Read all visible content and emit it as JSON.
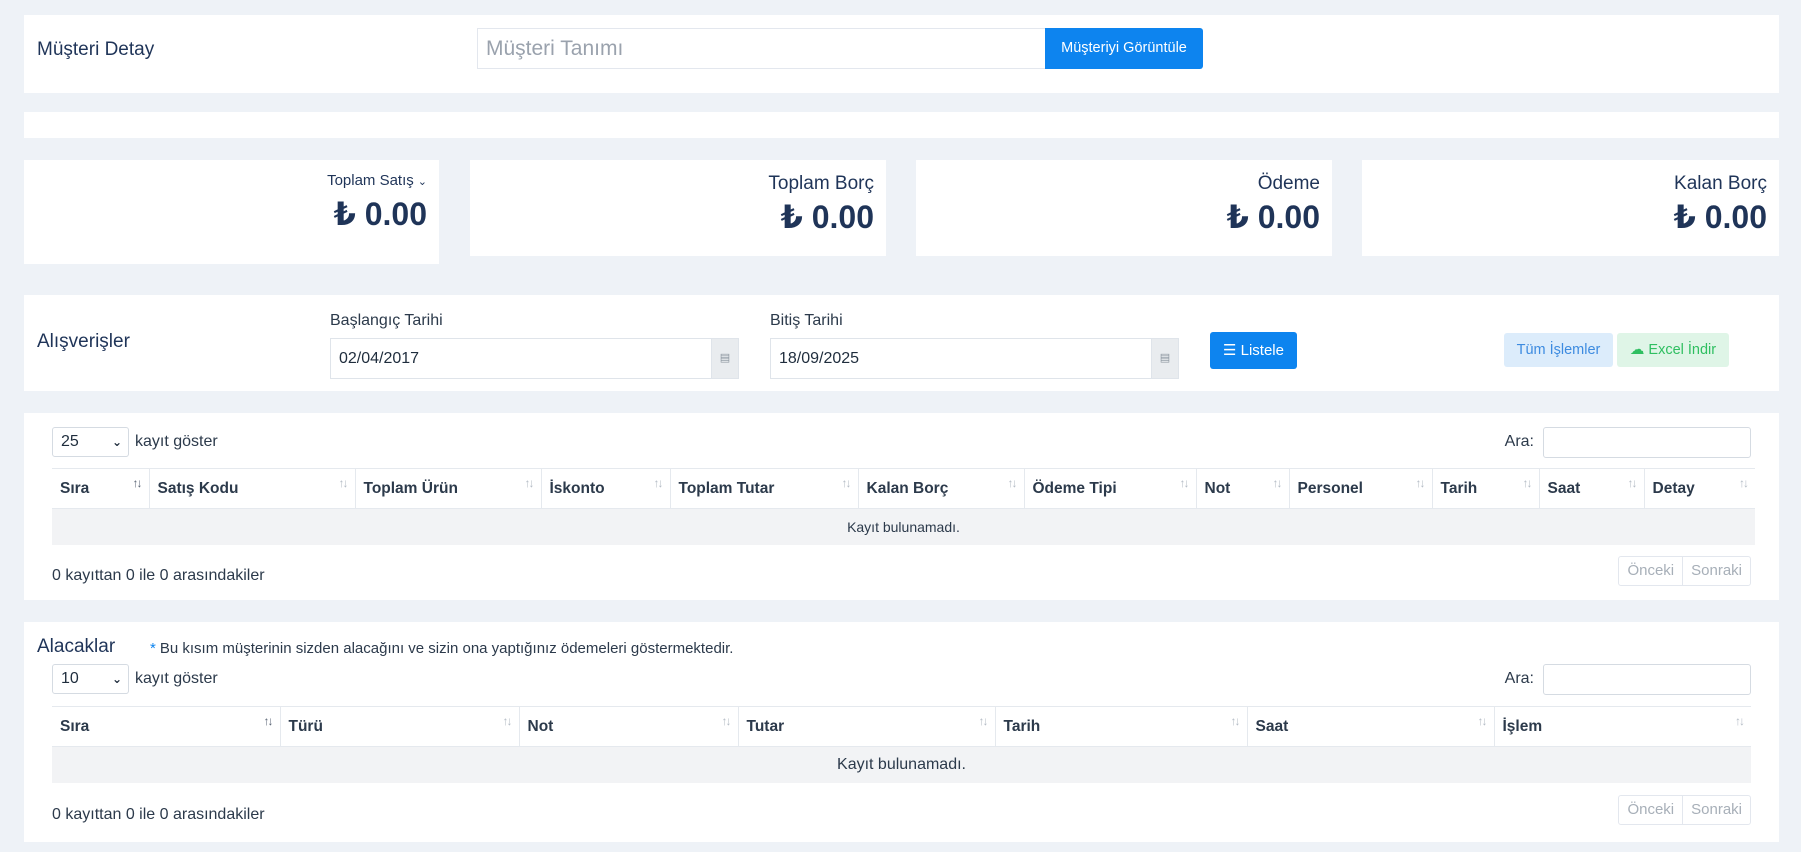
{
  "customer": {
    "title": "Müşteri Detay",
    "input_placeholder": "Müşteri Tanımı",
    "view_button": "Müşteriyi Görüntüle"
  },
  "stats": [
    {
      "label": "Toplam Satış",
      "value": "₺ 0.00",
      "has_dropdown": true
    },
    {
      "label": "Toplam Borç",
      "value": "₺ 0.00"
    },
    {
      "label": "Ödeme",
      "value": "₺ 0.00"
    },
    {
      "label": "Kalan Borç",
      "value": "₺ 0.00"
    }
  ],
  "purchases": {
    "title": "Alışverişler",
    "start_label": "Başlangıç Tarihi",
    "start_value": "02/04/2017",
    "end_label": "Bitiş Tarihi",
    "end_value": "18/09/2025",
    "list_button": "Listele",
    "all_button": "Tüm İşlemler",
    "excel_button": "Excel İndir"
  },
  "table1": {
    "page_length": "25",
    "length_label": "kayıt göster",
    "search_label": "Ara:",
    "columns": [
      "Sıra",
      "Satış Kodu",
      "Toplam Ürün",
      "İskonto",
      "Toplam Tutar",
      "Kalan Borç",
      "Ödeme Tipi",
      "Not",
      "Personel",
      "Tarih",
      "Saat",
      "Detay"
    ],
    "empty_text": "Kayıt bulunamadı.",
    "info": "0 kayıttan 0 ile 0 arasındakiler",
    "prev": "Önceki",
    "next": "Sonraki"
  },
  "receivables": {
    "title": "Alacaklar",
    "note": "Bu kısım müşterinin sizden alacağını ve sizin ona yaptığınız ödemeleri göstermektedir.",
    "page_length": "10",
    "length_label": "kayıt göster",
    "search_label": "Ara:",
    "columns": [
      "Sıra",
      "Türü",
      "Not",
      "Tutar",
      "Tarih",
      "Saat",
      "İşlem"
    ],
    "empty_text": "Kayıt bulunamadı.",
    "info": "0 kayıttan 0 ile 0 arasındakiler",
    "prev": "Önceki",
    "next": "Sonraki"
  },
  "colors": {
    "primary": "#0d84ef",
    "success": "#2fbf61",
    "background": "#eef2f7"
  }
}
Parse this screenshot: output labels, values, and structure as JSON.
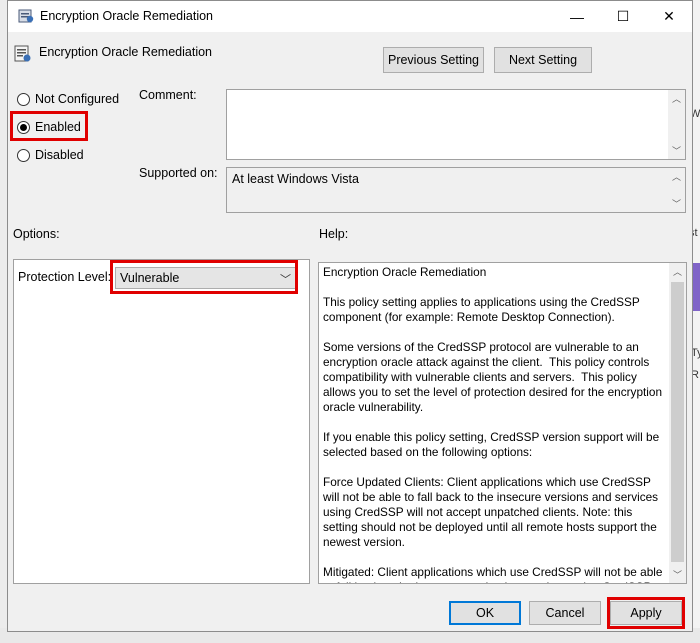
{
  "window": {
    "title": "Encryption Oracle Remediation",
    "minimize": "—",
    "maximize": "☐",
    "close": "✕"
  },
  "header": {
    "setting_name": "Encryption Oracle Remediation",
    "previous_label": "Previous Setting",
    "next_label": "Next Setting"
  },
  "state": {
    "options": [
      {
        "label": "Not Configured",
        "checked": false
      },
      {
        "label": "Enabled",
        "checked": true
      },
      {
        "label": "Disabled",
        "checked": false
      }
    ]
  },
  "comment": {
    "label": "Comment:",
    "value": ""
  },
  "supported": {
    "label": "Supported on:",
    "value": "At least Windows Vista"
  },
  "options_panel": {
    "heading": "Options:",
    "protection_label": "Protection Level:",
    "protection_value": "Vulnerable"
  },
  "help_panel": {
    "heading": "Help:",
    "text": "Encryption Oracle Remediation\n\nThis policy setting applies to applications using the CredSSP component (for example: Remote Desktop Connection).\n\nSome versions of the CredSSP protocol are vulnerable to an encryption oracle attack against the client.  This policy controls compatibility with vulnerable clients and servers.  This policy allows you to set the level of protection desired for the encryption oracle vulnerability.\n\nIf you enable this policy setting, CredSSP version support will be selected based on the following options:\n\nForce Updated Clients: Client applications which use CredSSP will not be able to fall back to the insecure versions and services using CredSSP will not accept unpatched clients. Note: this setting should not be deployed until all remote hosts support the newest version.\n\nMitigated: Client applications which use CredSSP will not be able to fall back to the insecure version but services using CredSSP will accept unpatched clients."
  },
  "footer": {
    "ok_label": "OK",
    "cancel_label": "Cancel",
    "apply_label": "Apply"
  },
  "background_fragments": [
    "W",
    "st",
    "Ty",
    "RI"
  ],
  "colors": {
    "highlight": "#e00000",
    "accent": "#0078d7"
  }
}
-----
What the task asks — From start to finish, output the listing exactly, but omit its pictures.

Answer to this task —
Read all visible content and emit it as JSON.
{
  "customer": {
    "title": "Müşteri Detay",
    "input_placeholder": "Müşteri Tanımı",
    "view_button": "Müşteriyi Görüntüle"
  },
  "stats": [
    {
      "label": "Toplam Satış",
      "value": "₺ 0.00",
      "has_dropdown": true
    },
    {
      "label": "Toplam Borç",
      "value": "₺ 0.00"
    },
    {
      "label": "Ödeme",
      "value": "₺ 0.00"
    },
    {
      "label": "Kalan Borç",
      "value": "₺ 0.00"
    }
  ],
  "purchases": {
    "title": "Alışverişler",
    "start_label": "Başlangıç Tarihi",
    "start_value": "02/04/2017",
    "end_label": "Bitiş Tarihi",
    "end_value": "18/09/2025",
    "list_button": "Listele",
    "all_button": "Tüm İşlemler",
    "excel_button": "Excel İndir"
  },
  "table1": {
    "page_length": "25",
    "length_label": "kayıt göster",
    "search_label": "Ara:",
    "columns": [
      "Sıra",
      "Satış Kodu",
      "Toplam Ürün",
      "İskonto",
      "Toplam Tutar",
      "Kalan Borç",
      "Ödeme Tipi",
      "Not",
      "Personel",
      "Tarih",
      "Saat",
      "Detay"
    ],
    "empty_text": "Kayıt bulunamadı.",
    "info": "0 kayıttan 0 ile 0 arasındakiler",
    "prev": "Önceki",
    "next": "Sonraki"
  },
  "receivables": {
    "title": "Alacaklar",
    "note": "Bu kısım müşterinin sizden alacağını ve sizin ona yaptığınız ödemeleri göstermektedir.",
    "page_length": "10",
    "length_label": "kayıt göster",
    "search_label": "Ara:",
    "columns": [
      "Sıra",
      "Türü",
      "Not",
      "Tutar",
      "Tarih",
      "Saat",
      "İşlem"
    ],
    "empty_text": "Kayıt bulunamadı.",
    "info": "0 kayıttan 0 ile 0 arasındakiler",
    "prev": "Önceki",
    "next": "Sonraki"
  },
  "colors": {
    "primary": "#0d84ef",
    "success": "#2fbf61",
    "background": "#eef2f7"
  }
}
Parse this screenshot: output labels, values, and structure as JSON.
{
  "window": {
    "title": "Encryption Oracle Remediation",
    "minimize": "—",
    "maximize": "☐",
    "close": "✕"
  },
  "header": {
    "setting_name": "Encryption Oracle Remediation",
    "previous_label": "Previous Setting",
    "next_label": "Next Setting"
  },
  "state": {
    "options": [
      {
        "label": "Not Configured",
        "checked": false
      },
      {
        "label": "Enabled",
        "checked": true
      },
      {
        "label": "Disabled",
        "checked": false
      }
    ]
  },
  "comment": {
    "label": "Comment:",
    "value": ""
  },
  "supported": {
    "label": "Supported on:",
    "value": "At least Windows Vista"
  },
  "options_panel": {
    "heading": "Options:",
    "protection_label": "Protection Level:",
    "protection_value": "Vulnerable"
  },
  "help_panel": {
    "heading": "Help:",
    "text": "Encryption Oracle Remediation\n\nThis policy setting applies to applications using the CredSSP component (for example: Remote Desktop Connection).\n\nSome versions of the CredSSP protocol are vulnerable to an encryption oracle attack against the client.  This policy controls compatibility with vulnerable clients and servers.  This policy allows you to set the level of protection desired for the encryption oracle vulnerability.\n\nIf you enable this policy setting, CredSSP version support will be selected based on the following options:\n\nForce Updated Clients: Client applications which use CredSSP will not be able to fall back to the insecure versions and services using CredSSP will not accept unpatched clients. Note: this setting should not be deployed until all remote hosts support the newest version.\n\nMitigated: Client applications which use CredSSP will not be able to fall back to the insecure version but services using CredSSP will accept unpatched clients."
  },
  "footer": {
    "ok_label": "OK",
    "cancel_label": "Cancel",
    "apply_label": "Apply"
  },
  "background_fragments": [
    "W",
    "st",
    "Ty",
    "RI"
  ],
  "colors": {
    "highlight": "#e00000",
    "accent": "#0078d7"
  }
}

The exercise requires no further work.